Task statement: Output every entry exactly as written.

--- Start Data rows ---

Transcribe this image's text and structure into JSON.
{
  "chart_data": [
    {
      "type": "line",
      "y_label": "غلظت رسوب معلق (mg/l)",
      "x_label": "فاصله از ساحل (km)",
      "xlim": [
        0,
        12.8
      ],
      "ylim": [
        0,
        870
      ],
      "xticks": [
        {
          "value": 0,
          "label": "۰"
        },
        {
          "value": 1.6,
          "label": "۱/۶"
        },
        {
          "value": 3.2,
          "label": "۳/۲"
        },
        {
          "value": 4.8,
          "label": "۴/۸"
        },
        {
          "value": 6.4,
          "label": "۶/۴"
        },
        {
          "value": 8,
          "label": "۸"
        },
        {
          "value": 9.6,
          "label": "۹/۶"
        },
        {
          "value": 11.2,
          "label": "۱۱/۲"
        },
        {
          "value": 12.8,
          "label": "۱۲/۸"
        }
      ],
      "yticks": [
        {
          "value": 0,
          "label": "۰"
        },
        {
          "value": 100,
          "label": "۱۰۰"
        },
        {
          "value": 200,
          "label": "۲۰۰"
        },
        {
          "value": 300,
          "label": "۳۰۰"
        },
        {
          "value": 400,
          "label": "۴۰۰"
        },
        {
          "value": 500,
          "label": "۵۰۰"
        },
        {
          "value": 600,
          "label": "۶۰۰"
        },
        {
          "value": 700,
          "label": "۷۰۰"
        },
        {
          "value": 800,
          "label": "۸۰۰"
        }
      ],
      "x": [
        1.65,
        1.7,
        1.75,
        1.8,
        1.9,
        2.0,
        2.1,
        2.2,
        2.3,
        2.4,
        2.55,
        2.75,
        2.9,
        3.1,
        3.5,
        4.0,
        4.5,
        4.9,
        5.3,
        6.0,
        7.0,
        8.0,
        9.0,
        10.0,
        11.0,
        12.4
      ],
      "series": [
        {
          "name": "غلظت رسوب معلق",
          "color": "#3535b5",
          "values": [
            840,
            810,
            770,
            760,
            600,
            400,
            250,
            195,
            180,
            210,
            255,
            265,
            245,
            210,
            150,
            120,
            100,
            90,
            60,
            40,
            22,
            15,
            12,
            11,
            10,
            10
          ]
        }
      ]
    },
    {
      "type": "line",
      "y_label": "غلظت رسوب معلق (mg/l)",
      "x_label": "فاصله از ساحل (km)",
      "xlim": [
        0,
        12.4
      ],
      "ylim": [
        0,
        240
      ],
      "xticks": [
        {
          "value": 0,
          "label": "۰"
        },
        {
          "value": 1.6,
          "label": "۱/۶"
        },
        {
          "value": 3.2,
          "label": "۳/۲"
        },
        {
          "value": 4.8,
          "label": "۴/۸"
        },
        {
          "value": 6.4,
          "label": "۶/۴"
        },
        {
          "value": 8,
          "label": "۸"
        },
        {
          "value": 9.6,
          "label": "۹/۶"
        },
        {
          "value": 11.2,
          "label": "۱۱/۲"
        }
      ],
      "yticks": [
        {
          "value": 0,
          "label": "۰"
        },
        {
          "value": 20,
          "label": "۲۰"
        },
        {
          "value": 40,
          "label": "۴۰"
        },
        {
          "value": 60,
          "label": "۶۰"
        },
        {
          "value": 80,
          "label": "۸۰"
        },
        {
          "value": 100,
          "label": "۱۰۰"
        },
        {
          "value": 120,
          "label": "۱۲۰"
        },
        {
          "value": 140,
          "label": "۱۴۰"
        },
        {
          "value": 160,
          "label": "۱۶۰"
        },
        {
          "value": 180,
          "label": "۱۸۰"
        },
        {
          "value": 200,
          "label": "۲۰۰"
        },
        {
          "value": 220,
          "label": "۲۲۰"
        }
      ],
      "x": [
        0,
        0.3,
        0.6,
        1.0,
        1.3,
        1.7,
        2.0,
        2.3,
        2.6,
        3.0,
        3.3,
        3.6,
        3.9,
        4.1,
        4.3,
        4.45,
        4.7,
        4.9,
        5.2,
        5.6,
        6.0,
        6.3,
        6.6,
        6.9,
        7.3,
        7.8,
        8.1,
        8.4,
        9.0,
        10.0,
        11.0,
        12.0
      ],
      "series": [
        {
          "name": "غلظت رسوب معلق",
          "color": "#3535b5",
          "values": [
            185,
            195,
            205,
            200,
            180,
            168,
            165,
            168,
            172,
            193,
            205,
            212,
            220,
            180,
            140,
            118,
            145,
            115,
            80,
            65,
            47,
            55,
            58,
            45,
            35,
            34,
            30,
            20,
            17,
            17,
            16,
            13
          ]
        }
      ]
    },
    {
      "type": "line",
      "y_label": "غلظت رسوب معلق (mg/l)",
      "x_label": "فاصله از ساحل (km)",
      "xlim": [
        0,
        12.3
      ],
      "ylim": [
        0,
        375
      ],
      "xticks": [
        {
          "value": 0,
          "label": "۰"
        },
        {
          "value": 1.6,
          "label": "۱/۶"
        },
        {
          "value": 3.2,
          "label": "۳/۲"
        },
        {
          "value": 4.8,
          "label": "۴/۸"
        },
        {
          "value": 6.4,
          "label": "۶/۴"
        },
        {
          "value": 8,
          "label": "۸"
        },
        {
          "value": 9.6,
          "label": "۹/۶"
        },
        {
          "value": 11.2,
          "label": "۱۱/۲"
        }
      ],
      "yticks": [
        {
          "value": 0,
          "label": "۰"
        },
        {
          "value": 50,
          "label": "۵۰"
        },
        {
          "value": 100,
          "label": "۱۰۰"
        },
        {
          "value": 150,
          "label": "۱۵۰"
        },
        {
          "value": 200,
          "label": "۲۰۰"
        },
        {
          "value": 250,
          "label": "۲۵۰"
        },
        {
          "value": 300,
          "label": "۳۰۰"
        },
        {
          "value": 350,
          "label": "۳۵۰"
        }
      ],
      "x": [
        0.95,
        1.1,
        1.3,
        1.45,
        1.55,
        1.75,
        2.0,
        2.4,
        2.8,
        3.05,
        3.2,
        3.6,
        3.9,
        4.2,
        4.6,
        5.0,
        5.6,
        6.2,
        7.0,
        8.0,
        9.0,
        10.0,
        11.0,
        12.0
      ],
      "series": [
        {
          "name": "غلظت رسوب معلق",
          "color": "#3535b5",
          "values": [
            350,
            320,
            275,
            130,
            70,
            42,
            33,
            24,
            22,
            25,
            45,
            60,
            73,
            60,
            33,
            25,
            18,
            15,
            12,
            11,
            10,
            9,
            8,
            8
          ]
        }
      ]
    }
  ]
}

--- End Data rows ---

Result for this exercise:
Transcribe this image's text and structure into JSON.
{
  "chart_data": [
    {
      "type": "line",
      "y_label": "غلظت رسوب معلق (mg/l)",
      "x_label": "فاصله از ساحل (km)",
      "xlim": [
        0,
        12.8
      ],
      "ylim": [
        0,
        870
      ],
      "xticks": [
        {
          "value": 0,
          "label": "۰"
        },
        {
          "value": 1.6,
          "label": "۱/۶"
        },
        {
          "value": 3.2,
          "label": "۳/۲"
        },
        {
          "value": 4.8,
          "label": "۴/۸"
        },
        {
          "value": 6.4,
          "label": "۶/۴"
        },
        {
          "value": 8,
          "label": "۸"
        },
        {
          "value": 9.6,
          "label": "۹/۶"
        },
        {
          "value": 11.2,
          "label": "۱۱/۲"
        },
        {
          "value": 12.8,
          "label": "۱۲/۸"
        }
      ],
      "yticks": [
        {
          "value": 0,
          "label": "۰"
        },
        {
          "value": 100,
          "label": "۱۰۰"
        },
        {
          "value": 200,
          "label": "۲۰۰"
        },
        {
          "value": 300,
          "label": "۳۰۰"
        },
        {
          "value": 400,
          "label": "۴۰۰"
        },
        {
          "value": 500,
          "label": "۵۰۰"
        },
        {
          "value": 600,
          "label": "۶۰۰"
        },
        {
          "value": 700,
          "label": "۷۰۰"
        },
        {
          "value": 800,
          "label": "۸۰۰"
        }
      ],
      "x": [
        1.65,
        1.7,
        1.75,
        1.8,
        1.9,
        2.0,
        2.1,
        2.2,
        2.3,
        2.4,
        2.55,
        2.75,
        2.9,
        3.1,
        3.5,
        4.0,
        4.5,
        4.9,
        5.3,
        6.0,
        7.0,
        8.0,
        9.0,
        10.0,
        11.0,
        12.4
      ],
      "series": [
        {
          "name": "غلظت رسوب معلق",
          "color": "#3535b5",
          "values": [
            840,
            810,
            770,
            760,
            600,
            400,
            250,
            195,
            180,
            210,
            255,
            265,
            245,
            210,
            150,
            120,
            100,
            90,
            60,
            40,
            22,
            15,
            12,
            11,
            10,
            10
          ]
        }
      ]
    },
    {
      "type": "line",
      "y_label": "غلظت رسوب معلق (mg/l)",
      "x_label": "فاصله از ساحل (km)",
      "xlim": [
        0,
        12.4
      ],
      "ylim": [
        0,
        240
      ],
      "xticks": [
        {
          "value": 0,
          "label": "۰"
        },
        {
          "value": 1.6,
          "label": "۱/۶"
        },
        {
          "value": 3.2,
          "label": "۳/۲"
        },
        {
          "value": 4.8,
          "label": "۴/۸"
        },
        {
          "value": 6.4,
          "label": "۶/۴"
        },
        {
          "value": 8,
          "label": "۸"
        },
        {
          "value": 9.6,
          "label": "۹/۶"
        },
        {
          "value": 11.2,
          "label": "۱۱/۲"
        }
      ],
      "yticks": [
        {
          "value": 0,
          "label": "۰"
        },
        {
          "value": 20,
          "label": "۲۰"
        },
        {
          "value": 40,
          "label": "۴۰"
        },
        {
          "value": 60,
          "label": "۶۰"
        },
        {
          "value": 80,
          "label": "۸۰"
        },
        {
          "value": 100,
          "label": "۱۰۰"
        },
        {
          "value": 120,
          "label": "۱۲۰"
        },
        {
          "value": 140,
          "label": "۱۴۰"
        },
        {
          "value": 160,
          "label": "۱۶۰"
        },
        {
          "value": 180,
          "label": "۱۸۰"
        },
        {
          "value": 200,
          "label": "۲۰۰"
        },
        {
          "value": 220,
          "label": "۲۲۰"
        }
      ],
      "x": [
        0,
        0.3,
        0.6,
        1.0,
        1.3,
        1.7,
        2.0,
        2.3,
        2.6,
        3.0,
        3.3,
        3.6,
        3.9,
        4.1,
        4.3,
        4.45,
        4.7,
        4.9,
        5.2,
        5.6,
        6.0,
        6.3,
        6.6,
        6.9,
        7.3,
        7.8,
        8.1,
        8.4,
        9.0,
        10.0,
        11.0,
        12.0
      ],
      "series": [
        {
          "name": "غلظت رسوب معلق",
          "color": "#3535b5",
          "values": [
            185,
            195,
            205,
            200,
            180,
            168,
            165,
            168,
            172,
            193,
            205,
            212,
            220,
            180,
            140,
            118,
            145,
            115,
            80,
            65,
            47,
            55,
            58,
            45,
            35,
            34,
            30,
            20,
            17,
            17,
            16,
            13
          ]
        }
      ]
    },
    {
      "type": "line",
      "y_label": "غلظت رسوب معلق (mg/l)",
      "x_label": "فاصله از ساحل (km)",
      "xlim": [
        0,
        12.3
      ],
      "ylim": [
        0,
        375
      ],
      "xticks": [
        {
          "value": 0,
          "label": "۰"
        },
        {
          "value": 1.6,
          "label": "۱/۶"
        },
        {
          "value": 3.2,
          "label": "۳/۲"
        },
        {
          "value": 4.8,
          "label": "۴/۸"
        },
        {
          "value": 6.4,
          "label": "۶/۴"
        },
        {
          "value": 8,
          "label": "۸"
        },
        {
          "value": 9.6,
          "label": "۹/۶"
        },
        {
          "value": 11.2,
          "label": "۱۱/۲"
        }
      ],
      "yticks": [
        {
          "value": 0,
          "label": "۰"
        },
        {
          "value": 50,
          "label": "۵۰"
        },
        {
          "value": 100,
          "label": "۱۰۰"
        },
        {
          "value": 150,
          "label": "۱۵۰"
        },
        {
          "value": 200,
          "label": "۲۰۰"
        },
        {
          "value": 250,
          "label": "۲۵۰"
        },
        {
          "value": 300,
          "label": "۳۰۰"
        },
        {
          "value": 350,
          "label": "۳۵۰"
        }
      ],
      "x": [
        0.95,
        1.1,
        1.3,
        1.45,
        1.55,
        1.75,
        2.0,
        2.4,
        2.8,
        3.05,
        3.2,
        3.6,
        3.9,
        4.2,
        4.6,
        5.0,
        5.6,
        6.2,
        7.0,
        8.0,
        9.0,
        10.0,
        11.0,
        12.0
      ],
      "series": [
        {
          "name": "غلظت رسوب معلق",
          "color": "#3535b5",
          "values": [
            350,
            320,
            275,
            130,
            70,
            42,
            33,
            24,
            22,
            25,
            45,
            60,
            73,
            60,
            33,
            25,
            18,
            15,
            12,
            11,
            10,
            9,
            8,
            8
          ]
        }
      ]
    }
  ]
}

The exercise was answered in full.